## Task:
Output every line of the data exactly as it appears.

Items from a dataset
** BEGIN **

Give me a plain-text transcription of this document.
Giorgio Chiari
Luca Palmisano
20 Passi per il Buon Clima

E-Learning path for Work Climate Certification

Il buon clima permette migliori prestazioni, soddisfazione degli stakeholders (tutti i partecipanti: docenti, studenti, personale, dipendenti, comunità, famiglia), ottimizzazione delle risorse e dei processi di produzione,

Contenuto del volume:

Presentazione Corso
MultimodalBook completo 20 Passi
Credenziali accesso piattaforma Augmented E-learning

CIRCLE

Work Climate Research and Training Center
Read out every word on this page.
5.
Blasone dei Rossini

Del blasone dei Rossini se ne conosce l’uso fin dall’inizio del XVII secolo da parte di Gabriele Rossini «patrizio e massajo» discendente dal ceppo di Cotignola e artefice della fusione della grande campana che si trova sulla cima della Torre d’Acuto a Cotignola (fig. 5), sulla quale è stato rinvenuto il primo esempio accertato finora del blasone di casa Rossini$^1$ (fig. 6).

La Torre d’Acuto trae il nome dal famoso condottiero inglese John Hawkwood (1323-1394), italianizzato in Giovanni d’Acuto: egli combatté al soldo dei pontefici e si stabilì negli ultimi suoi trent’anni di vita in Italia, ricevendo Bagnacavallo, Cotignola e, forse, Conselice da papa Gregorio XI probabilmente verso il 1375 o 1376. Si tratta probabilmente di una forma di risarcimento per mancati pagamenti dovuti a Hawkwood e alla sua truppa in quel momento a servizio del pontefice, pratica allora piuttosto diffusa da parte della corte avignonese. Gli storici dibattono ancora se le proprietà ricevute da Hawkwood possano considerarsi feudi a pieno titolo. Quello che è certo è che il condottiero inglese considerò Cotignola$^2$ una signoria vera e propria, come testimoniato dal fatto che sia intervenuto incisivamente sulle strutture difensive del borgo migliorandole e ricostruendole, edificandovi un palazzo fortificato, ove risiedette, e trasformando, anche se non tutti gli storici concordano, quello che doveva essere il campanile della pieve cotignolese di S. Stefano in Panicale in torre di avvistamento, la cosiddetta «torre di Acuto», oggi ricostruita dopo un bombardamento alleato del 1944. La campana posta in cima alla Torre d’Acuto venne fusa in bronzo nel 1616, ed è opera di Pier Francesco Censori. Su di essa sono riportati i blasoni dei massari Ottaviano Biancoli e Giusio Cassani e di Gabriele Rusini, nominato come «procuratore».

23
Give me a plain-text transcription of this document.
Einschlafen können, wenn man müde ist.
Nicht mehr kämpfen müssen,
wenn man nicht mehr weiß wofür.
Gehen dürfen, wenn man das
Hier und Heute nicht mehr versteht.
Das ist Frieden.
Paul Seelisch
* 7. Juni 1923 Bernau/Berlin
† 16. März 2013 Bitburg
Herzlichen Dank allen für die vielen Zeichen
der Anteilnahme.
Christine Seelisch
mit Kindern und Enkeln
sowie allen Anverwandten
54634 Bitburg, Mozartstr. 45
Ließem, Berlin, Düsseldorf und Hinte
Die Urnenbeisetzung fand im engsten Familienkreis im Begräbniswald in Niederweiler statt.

** END **

## Answer to this exercise:
Give me a plain-text transcription of this document.
Giorgio Chiari
Luca Palmisano
20 Passi per il Buon Clima

E-Learning path for Work Climate Certification

Il buon clima permette migliori prestazioni, soddisfazione degli stakeholders (tutti i partecipanti: docenti, studenti, personale, dipendenti, comunità, famiglia), ottimizzazione delle risorse e dei processi di produzione,

Contenuto del volume:

Presentazione Corso
MultimodalBook completo 20 Passi
Credenziali accesso piattaforma Augmented E-learning

CIRCLE

Work Climate Research and Training Center
Read out every word on this page.
5.
Blasone dei Rossini

Del blasone dei Rossini se ne conosce l’uso fin dall’inizio del XVII secolo da parte di Gabriele Rossini «patrizio e massajo» discendente dal ceppo di Cotignola e artefice della fusione della grande campana che si trova sulla cima della Torre d’Acuto a Cotignola (fig. 5), sulla quale è stato rinvenuto il primo esempio accertato finora del blasone di casa Rossini$^1$ (fig. 6).

La Torre d’Acuto trae il nome dal famoso condottiero inglese John Hawkwood (1323-1394), italianizzato in Giovanni d’Acuto: egli combatté al soldo dei pontefici e si stabilì negli ultimi suoi trent’anni di vita in Italia, ricevendo Bagnacavallo, Cotignola e, forse, Conselice da papa Gregorio XI probabilmente verso il 1375 o 1376. Si tratta probabilmente di una forma di risarcimento per mancati pagamenti dovuti a Hawkwood e alla sua truppa in quel momento a servizio del pontefice, pratica allora piuttosto diffusa da parte della corte avignonese. Gli storici dibattono ancora se le proprietà ricevute da Hawkwood possano considerarsi feudi a pieno titolo. Quello che è certo è che il condottiero inglese considerò Cotignola$^2$ una signoria vera e propria, come testimoniato dal fatto che sia intervenuto incisivamente sulle strutture difensive del borgo migliorandole e ricostruendole, edificandovi un palazzo fortificato, ove risiedette, e trasformando, anche se non tutti gli storici concordano, quello che doveva essere il campanile della pieve cotignolese di S. Stefano in Panicale in torre di avvistamento, la cosiddetta «torre di Acuto», oggi ricostruita dopo un bombardamento alleato del 1944. La campana posta in cima alla Torre d’Acuto venne fusa in bronzo nel 1616, ed è opera di Pier Francesco Censori. Su di essa sono riportati i blasoni dei massari Ottaviano Biancoli e Giusio Cassani e di Gabriele Rusini, nominato come «procuratore».

23
Give me a plain-text transcription of this document.
Einschlafen können, wenn man müde ist.
Nicht mehr kämpfen müssen,
wenn man nicht mehr weiß wofür.
Gehen dürfen, wenn man das
Hier und Heute nicht mehr versteht.
Das ist Frieden.
Paul Seelisch
* 7. Juni 1923 Bernau/Berlin
† 16. März 2013 Bitburg
Herzlichen Dank allen für die vielen Zeichen
der Anteilnahme.
Christine Seelisch
mit Kindern und Enkeln
sowie allen Anverwandten
54634 Bitburg, Mozartstr. 45
Ließem, Berlin, Düsseldorf und Hinte
Die Urnenbeisetzung fand im engsten Familienkreis im Begräbniswald in Niederweiler statt.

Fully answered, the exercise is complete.